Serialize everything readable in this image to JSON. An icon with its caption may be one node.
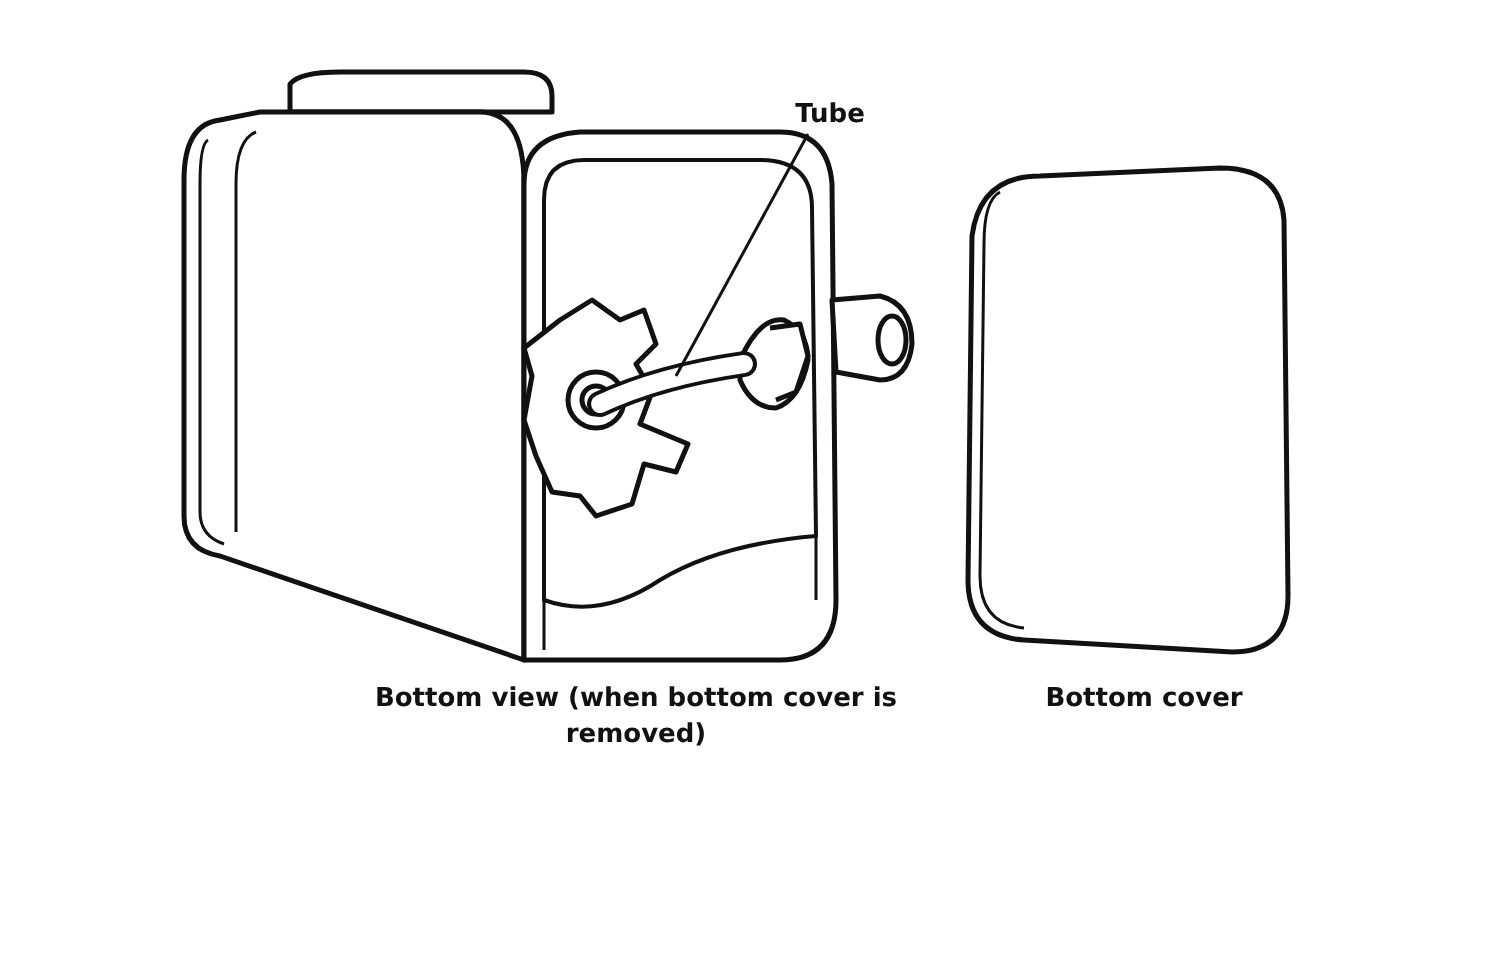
{
  "diagram": {
    "nodes": [
      {
        "text": [
          "Tube"
        ]
      },
      {
        "text": [],
        "shape": "picture"
      }
    ],
    "edges": [
      {
        "from": 0,
        "to": 1,
        "arrow": "none"
      }
    ],
    "labels": [
      "Bottom view (when bottom cover is removed)",
      "Bottom cover"
    ]
  }
}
• • • •
• [EXERCISE AIM] Repeat the material above in full and unchanged, minus its images.

• [CORRECT RESULT]
Serialize everything readable in this image to JSON. An icon with its caption may be one node.
{
  "diagram": {
    "nodes": [
      {
        "text": [
          "Tube"
        ]
      },
      {
        "text": [],
        "shape": "picture"
      }
    ],
    "edges": [
      {
        "from": 0,
        "to": 1,
        "arrow": "none"
      }
    ],
    "labels": [
      "Bottom view (when bottom cover is removed)",
      "Bottom cover"
    ]
  }
}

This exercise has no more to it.